*Your instructions:* Scan the entries below. List each line with "делах".

*Data lines:*
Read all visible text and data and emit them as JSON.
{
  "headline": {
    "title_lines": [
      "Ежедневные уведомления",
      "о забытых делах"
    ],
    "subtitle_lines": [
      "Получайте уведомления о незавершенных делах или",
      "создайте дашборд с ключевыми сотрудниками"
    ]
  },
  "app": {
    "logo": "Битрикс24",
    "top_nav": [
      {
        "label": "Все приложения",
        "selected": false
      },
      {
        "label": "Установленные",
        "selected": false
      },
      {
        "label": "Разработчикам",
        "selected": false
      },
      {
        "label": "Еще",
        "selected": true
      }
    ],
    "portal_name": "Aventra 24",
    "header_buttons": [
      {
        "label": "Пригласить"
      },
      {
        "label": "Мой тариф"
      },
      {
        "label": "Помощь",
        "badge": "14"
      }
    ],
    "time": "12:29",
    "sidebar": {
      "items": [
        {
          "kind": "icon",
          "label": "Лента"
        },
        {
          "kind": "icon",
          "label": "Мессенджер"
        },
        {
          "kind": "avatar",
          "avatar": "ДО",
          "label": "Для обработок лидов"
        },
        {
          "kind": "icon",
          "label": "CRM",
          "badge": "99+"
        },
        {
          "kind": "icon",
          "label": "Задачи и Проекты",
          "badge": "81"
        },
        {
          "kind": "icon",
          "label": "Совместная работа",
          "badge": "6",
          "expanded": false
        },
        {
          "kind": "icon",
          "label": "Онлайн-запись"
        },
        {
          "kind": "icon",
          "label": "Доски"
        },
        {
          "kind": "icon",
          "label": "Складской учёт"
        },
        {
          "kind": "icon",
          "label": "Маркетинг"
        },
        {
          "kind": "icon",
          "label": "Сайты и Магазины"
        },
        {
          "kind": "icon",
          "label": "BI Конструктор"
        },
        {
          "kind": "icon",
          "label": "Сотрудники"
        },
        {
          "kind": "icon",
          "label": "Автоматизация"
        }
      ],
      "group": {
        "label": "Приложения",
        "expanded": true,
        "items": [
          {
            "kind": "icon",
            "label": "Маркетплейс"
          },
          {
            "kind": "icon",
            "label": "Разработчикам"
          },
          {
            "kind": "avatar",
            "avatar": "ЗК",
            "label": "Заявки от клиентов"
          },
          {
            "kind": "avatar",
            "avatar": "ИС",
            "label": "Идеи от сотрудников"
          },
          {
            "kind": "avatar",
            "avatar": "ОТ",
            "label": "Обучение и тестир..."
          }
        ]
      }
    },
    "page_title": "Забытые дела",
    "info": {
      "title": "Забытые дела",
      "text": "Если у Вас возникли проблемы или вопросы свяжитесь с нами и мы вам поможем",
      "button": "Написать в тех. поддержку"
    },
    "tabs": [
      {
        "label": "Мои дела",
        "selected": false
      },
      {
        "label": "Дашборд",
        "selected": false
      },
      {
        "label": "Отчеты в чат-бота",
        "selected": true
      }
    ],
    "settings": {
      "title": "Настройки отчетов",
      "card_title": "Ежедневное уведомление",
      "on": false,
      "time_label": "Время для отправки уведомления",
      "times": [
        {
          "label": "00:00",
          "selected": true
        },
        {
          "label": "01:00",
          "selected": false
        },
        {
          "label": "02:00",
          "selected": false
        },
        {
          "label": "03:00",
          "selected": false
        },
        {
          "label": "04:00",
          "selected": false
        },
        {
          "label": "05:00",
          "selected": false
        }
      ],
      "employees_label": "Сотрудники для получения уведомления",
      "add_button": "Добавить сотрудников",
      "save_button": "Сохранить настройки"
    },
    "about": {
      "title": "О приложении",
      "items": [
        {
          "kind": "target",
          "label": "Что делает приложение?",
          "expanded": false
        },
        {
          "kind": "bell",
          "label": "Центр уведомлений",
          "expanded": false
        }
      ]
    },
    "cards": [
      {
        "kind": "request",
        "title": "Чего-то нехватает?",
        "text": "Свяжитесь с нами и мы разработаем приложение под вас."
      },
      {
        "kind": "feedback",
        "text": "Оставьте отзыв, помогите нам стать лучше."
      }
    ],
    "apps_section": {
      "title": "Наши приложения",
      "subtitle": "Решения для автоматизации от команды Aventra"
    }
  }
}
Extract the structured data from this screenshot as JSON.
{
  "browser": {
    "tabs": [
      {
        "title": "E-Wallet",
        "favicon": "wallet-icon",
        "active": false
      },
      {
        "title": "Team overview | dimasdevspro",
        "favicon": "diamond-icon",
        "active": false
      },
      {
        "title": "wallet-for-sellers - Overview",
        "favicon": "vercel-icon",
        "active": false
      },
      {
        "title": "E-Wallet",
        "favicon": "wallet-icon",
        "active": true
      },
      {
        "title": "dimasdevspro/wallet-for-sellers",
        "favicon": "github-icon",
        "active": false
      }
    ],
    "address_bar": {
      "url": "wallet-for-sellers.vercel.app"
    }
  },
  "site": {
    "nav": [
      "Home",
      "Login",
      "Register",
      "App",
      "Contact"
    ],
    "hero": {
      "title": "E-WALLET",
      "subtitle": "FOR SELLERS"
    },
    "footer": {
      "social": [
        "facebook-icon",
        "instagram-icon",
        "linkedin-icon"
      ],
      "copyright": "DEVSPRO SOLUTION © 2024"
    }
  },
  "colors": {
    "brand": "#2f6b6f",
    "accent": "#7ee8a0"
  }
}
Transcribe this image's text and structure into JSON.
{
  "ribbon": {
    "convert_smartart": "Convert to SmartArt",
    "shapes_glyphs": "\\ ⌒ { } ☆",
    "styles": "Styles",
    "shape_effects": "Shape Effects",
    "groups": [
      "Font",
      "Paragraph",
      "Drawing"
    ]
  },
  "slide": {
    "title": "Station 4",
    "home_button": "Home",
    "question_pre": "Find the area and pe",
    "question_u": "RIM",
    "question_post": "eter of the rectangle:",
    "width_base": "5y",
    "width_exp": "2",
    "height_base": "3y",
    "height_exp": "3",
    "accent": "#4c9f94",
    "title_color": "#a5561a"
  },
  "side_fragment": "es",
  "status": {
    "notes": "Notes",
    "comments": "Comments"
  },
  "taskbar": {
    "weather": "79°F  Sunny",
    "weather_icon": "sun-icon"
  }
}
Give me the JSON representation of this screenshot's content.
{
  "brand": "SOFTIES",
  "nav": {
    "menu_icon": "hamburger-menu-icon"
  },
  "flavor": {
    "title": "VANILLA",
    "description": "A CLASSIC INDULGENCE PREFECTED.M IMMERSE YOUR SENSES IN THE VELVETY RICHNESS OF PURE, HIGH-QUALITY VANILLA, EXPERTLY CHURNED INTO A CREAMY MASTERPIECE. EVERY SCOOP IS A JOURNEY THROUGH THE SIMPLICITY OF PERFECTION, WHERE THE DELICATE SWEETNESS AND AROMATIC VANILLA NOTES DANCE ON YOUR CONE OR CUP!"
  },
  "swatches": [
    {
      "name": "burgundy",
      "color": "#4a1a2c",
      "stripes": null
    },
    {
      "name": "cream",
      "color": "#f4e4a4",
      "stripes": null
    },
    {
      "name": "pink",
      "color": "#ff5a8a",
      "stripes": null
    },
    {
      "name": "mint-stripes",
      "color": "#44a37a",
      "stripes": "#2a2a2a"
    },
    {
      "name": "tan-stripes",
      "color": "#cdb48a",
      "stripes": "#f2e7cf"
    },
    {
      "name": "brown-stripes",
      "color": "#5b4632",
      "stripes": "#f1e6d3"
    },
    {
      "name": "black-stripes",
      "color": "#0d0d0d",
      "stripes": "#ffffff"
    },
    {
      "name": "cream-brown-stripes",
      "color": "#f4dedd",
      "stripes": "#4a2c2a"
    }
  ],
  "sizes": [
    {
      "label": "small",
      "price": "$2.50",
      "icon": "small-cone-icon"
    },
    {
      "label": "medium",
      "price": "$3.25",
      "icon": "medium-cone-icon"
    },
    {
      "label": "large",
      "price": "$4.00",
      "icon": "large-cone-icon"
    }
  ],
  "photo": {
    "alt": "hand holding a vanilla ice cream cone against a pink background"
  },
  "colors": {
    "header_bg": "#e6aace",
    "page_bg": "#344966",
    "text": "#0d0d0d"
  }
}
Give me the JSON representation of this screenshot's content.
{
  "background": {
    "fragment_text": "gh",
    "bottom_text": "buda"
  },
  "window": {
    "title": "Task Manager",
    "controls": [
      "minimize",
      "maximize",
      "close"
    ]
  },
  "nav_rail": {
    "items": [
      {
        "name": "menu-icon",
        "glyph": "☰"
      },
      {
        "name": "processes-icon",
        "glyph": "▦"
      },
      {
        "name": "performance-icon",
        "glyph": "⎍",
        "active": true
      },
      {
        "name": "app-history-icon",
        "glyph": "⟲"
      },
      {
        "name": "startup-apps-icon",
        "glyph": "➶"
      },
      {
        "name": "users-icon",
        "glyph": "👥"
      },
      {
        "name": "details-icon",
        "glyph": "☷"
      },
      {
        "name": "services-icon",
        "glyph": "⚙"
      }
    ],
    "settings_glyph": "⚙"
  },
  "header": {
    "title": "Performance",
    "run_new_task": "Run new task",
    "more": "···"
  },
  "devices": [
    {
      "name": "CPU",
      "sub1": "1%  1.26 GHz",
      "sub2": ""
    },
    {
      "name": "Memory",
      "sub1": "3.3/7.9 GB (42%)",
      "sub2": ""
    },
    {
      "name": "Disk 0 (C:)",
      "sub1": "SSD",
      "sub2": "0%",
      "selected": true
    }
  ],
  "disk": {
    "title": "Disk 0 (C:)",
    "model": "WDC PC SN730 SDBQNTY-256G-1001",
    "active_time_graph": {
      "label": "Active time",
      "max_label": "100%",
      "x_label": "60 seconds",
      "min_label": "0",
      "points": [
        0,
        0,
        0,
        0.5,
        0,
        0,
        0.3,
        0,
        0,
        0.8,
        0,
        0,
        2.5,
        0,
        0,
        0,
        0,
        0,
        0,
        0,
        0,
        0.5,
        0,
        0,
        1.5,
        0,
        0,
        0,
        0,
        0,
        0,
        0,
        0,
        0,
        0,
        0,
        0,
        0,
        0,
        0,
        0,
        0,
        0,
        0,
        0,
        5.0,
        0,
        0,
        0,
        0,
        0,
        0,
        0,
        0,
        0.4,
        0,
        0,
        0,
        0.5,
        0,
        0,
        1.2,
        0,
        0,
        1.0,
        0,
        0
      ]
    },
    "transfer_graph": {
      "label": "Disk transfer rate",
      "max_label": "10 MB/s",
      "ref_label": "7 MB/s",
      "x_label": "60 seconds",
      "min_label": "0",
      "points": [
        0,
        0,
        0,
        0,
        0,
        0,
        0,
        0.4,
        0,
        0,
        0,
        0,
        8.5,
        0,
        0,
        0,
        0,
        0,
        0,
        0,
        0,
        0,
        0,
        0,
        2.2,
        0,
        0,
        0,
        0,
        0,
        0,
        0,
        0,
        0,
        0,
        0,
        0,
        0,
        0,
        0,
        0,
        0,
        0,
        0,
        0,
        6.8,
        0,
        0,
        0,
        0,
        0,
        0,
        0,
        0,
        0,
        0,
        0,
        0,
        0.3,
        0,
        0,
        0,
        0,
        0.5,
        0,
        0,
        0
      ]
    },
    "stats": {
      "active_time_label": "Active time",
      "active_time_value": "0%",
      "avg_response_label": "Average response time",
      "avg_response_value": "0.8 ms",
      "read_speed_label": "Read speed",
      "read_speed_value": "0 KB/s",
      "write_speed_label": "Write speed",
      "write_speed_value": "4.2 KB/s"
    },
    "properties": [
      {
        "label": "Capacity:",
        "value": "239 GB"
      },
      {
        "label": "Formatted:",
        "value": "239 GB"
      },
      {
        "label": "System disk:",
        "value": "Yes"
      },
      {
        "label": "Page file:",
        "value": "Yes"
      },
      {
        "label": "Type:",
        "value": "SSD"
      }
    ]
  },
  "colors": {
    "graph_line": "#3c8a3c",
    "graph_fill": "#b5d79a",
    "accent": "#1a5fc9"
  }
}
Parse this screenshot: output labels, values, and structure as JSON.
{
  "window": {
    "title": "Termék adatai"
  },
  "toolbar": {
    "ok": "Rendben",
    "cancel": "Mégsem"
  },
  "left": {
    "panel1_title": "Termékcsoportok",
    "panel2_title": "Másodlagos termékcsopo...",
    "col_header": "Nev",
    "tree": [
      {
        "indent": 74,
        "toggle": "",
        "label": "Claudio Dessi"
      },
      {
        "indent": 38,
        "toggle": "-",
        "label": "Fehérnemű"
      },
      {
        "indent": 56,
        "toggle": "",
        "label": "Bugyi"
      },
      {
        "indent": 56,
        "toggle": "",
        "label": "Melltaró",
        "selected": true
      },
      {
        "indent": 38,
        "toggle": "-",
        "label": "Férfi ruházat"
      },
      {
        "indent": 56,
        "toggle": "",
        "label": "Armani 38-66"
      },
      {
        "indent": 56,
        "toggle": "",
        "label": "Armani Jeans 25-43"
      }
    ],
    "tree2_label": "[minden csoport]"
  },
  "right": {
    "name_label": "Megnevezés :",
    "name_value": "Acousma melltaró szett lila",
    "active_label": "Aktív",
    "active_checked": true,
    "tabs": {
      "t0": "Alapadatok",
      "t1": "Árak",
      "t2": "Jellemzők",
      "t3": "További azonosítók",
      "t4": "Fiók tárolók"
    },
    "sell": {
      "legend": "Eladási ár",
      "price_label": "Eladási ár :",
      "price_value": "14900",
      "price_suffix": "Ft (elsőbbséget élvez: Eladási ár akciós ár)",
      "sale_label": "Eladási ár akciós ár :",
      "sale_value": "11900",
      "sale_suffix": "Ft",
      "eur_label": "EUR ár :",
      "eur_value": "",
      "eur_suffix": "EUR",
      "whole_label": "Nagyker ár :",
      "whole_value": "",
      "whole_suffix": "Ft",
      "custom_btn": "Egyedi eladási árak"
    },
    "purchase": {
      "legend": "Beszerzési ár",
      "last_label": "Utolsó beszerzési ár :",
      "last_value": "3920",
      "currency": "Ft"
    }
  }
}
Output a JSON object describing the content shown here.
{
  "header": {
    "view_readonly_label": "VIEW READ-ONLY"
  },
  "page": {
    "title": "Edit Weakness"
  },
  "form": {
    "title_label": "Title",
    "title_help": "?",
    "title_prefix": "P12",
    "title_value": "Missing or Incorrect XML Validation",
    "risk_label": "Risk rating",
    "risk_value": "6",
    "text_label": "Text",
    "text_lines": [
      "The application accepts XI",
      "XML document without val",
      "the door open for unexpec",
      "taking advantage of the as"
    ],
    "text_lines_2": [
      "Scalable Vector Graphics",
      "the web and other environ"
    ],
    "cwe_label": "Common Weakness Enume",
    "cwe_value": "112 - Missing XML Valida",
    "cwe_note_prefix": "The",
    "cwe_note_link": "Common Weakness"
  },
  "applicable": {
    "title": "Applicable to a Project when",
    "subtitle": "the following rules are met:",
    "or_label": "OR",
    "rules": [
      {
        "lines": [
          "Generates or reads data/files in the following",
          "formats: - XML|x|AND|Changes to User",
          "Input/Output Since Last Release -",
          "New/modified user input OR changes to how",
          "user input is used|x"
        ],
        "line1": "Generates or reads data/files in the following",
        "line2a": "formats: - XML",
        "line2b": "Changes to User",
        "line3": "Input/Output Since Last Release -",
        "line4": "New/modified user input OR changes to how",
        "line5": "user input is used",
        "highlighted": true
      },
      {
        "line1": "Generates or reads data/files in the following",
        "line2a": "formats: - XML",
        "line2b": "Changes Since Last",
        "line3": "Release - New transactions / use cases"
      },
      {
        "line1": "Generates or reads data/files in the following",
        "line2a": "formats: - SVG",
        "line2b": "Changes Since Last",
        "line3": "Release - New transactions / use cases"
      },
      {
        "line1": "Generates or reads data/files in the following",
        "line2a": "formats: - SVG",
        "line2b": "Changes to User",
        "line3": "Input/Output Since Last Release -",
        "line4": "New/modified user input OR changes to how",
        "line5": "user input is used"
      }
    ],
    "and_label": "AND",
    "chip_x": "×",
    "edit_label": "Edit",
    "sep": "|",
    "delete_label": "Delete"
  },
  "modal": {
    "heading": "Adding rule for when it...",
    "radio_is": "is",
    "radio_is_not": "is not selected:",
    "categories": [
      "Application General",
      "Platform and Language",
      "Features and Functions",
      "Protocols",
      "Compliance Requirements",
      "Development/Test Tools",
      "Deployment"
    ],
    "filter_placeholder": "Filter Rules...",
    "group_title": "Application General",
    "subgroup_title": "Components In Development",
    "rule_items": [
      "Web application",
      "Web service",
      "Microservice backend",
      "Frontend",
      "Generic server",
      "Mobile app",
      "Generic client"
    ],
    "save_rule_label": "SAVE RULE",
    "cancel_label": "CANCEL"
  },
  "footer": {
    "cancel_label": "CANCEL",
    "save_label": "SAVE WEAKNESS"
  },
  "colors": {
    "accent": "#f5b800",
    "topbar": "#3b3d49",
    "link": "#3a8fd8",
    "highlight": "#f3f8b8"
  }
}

*Solution:*
      "о забытых делах"
      "Получайте уведомления о незавершенных делах или",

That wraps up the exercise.